_STATED TASK 1_:
In the rows, from the line with "wind-arrow (729, 489, 739, 497)" to the line with "wind-arrow (532, 289, 537, 298)", replace every "wind-cell" with "grid-cell" and return those lines with nothing else changed.

+++ GIVEN PASSAGE

4 Dimensions Of Brand Difference

Walker SmithOctober 18, 20233 min

1. Meaningful Difference. Kantar’s singular BrandZ database of 20,000+ brands across 50+ countries is based on research tracking brand equity since 2006. It’s a leading resource for studying how brand value is built.

The clear, evidence-based answer is that meaningful difference builds value, with difference being the change-maker. Which raises the follow-up question of what meaning and difference really are. It’s a relative answer for both. Difference comes from many things, but for a given brand, it is found relative to the category or competitive set. Hence, brand owners must be deeply knowledgeable about the specific situations in which their customers live and their brands compete—and then stand out in that relative context. This is why expanding the category is a proven growth strategy—more needs, brands and spending equal more opportunities to be relatively better.

++++++
+++ MATERIAL SHOWN

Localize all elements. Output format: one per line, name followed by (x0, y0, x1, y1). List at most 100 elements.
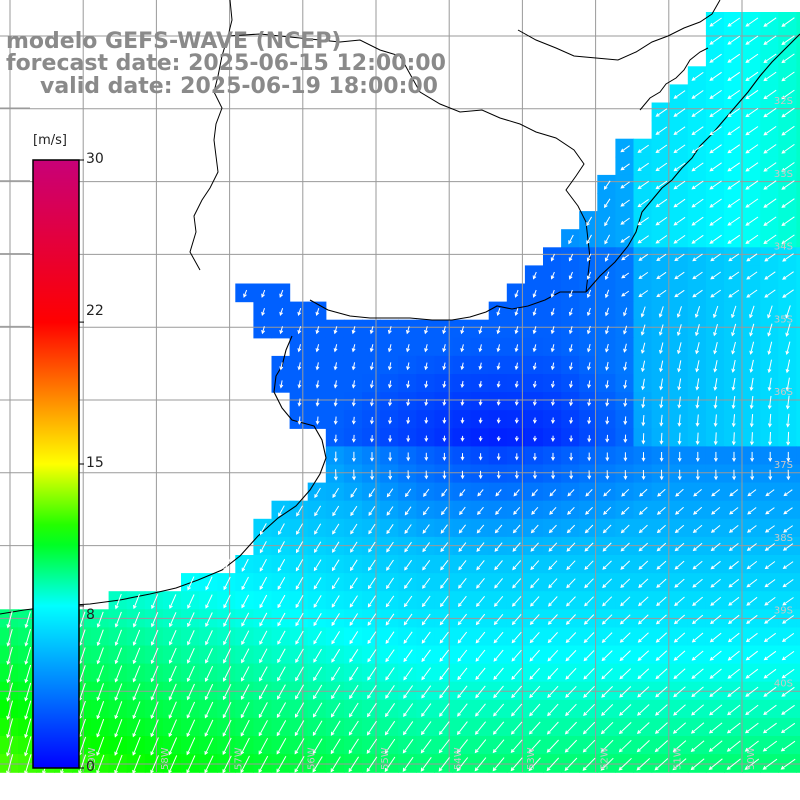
wind-arrow (729, 489, 739, 497)
wind-arrow (132, 665, 141, 683)
wind-cell (524, 591, 544, 610)
wind-arrow (478, 326, 483, 335)
wind-cell (343, 717, 363, 737)
wind-arrow (530, 596, 540, 607)
wind-arrow (529, 649, 540, 662)
wind-cell (651, 120, 671, 140)
wind-cell (669, 500, 689, 520)
wind-cell (217, 627, 236, 647)
wind-cell (380, 446, 399, 466)
wind-cell (742, 573, 761, 592)
wind-cell (470, 337, 490, 357)
wind-arrow (223, 612, 231, 627)
wind-cell (543, 645, 562, 665)
wind-cell (452, 573, 472, 592)
wind-arrow (619, 632, 631, 643)
wind-cell (162, 627, 182, 647)
wind-cell (597, 229, 616, 248)
wind-cell (633, 573, 653, 592)
wind-cell (434, 428, 454, 447)
wind-cell (524, 410, 544, 429)
wind-cell (488, 374, 508, 393)
wind-cell (398, 464, 417, 484)
wind-arrow (641, 452, 646, 462)
wind-cell (506, 301, 526, 321)
wind-arrow (746, 543, 757, 551)
wind-arrow (385, 685, 395, 699)
wind-arrow (620, 506, 630, 515)
wind-arrow (582, 721, 596, 735)
wind-arrow (333, 344, 338, 353)
wind-arrow (223, 630, 232, 646)
wind-arrow (727, 108, 741, 118)
wind-cell (470, 374, 490, 393)
wind-arrow (532, 289, 537, 298)
wind-arrow (767, 377, 772, 392)
wind-arrow (673, 126, 686, 136)
colorbar-tick-0: 0 (86, 759, 95, 775)
uruguay-coast (309, 291, 586, 321)
wind-cell (778, 754, 797, 773)
colorbar-tick-15: 15 (86, 455, 104, 471)
wind-cell (724, 229, 743, 248)
wind-cell (778, 736, 797, 755)
wind-cell (705, 193, 725, 212)
wind-cell (398, 500, 417, 520)
wind-arrow (349, 649, 359, 663)
wind-cell (380, 699, 399, 719)
wind-arrow (277, 648, 286, 664)
wind-arrow (691, 126, 704, 136)
wind-arrow (6, 611, 13, 629)
wind-arrow (439, 685, 450, 699)
wind-arrow (750, 451, 755, 462)
wind-arrow (619, 650, 631, 662)
wind-arrow (259, 666, 268, 682)
wind-cell (271, 699, 291, 719)
wind-cell (416, 392, 435, 411)
wind-arrow (528, 721, 541, 735)
wind-arrow (403, 595, 413, 608)
wind-cell (651, 410, 671, 429)
wind-arrow (351, 362, 356, 371)
wind-cell (561, 536, 580, 556)
wind-cell (796, 699, 800, 719)
wind-cell (543, 355, 562, 375)
wind-arrow (638, 506, 648, 515)
wind-cell (416, 627, 435, 647)
wind-cell (669, 518, 689, 538)
wind-cell (380, 410, 399, 429)
wind-arrow (638, 578, 649, 589)
wind-cell (651, 229, 671, 248)
wind-cell (669, 717, 689, 737)
wind-arrow (713, 305, 719, 319)
wind-arrow (584, 578, 594, 589)
wind-cell (796, 482, 800, 502)
wind-arrow (24, 646, 32, 665)
wind-arrow (601, 668, 613, 680)
wind-arrow (384, 703, 396, 718)
wind-cell (705, 48, 725, 67)
wind-cell (579, 645, 598, 665)
wind-cell (742, 156, 761, 176)
wind-cell (724, 482, 743, 502)
wind-arrow (478, 362, 483, 371)
wind-arrow (279, 326, 284, 335)
wind-cell (687, 410, 707, 429)
wind-arrow (745, 107, 759, 118)
wind-arrow (6, 628, 13, 647)
wind-arrow (676, 306, 682, 318)
wind-arrow (781, 17, 795, 27)
wind-cell (398, 663, 417, 683)
wind-cell (162, 699, 182, 719)
wind-arrow (295, 577, 304, 590)
wind-cell (289, 518, 309, 538)
wind-cell (651, 392, 671, 411)
wind-cell (687, 428, 707, 447)
wind-cell (579, 410, 598, 429)
wind-arrow (296, 523, 304, 535)
wind-cell (416, 754, 435, 773)
wind-cell (325, 374, 345, 393)
wind-cell (181, 627, 200, 647)
wind-arrow (709, 180, 722, 190)
wind-arrow (420, 739, 432, 754)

++++++

_STATED TASK 2_:
Answer from the brand difference text:
(a) Since what year has the BrandZ database tracked brand equity?
(b) For a given brand, what is difference found relative to?
(c) What does the text call a proven growth strategy?

_WORKED ANSWER 1_:
wind-arrow (729, 489, 739, 497)
wind-arrow (132, 665, 141, 683)
grid-cell (524, 591, 544, 610)
wind-arrow (478, 326, 483, 335)
grid-cell (343, 717, 363, 737)
wind-arrow (530, 596, 540, 607)
wind-arrow (529, 649, 540, 662)
grid-cell (651, 120, 671, 140)
grid-cell (669, 500, 689, 520)
grid-cell (217, 627, 236, 647)
grid-cell (380, 446, 399, 466)
grid-cell (742, 573, 761, 592)
grid-cell (470, 337, 490, 357)
wind-arrow (223, 612, 231, 627)
grid-cell (543, 645, 562, 665)
grid-cell (452, 573, 472, 592)
wind-arrow (619, 632, 631, 643)
grid-cell (162, 627, 182, 647)
grid-cell (597, 229, 616, 248)
grid-cell (633, 573, 653, 592)
grid-cell (434, 428, 454, 447)
grid-cell (524, 410, 544, 429)
grid-cell (488, 374, 508, 393)
grid-cell (398, 464, 417, 484)
wind-arrow (641, 452, 646, 462)
grid-cell (506, 301, 526, 321)
wind-arrow (746, 543, 757, 551)
wind-arrow (385, 685, 395, 699)
wind-arrow (620, 506, 630, 515)
wind-arrow (582, 721, 596, 735)
wind-arrow (333, 344, 338, 353)
wind-arrow (223, 630, 232, 646)
wind-arrow (727, 108, 741, 118)
grid-cell (470, 374, 490, 393)
wind-arrow (532, 289, 537, 298)

_WORKED ANSWER 2_:
(a) 2006
(b) The category or competitive set
(c) Expanding the category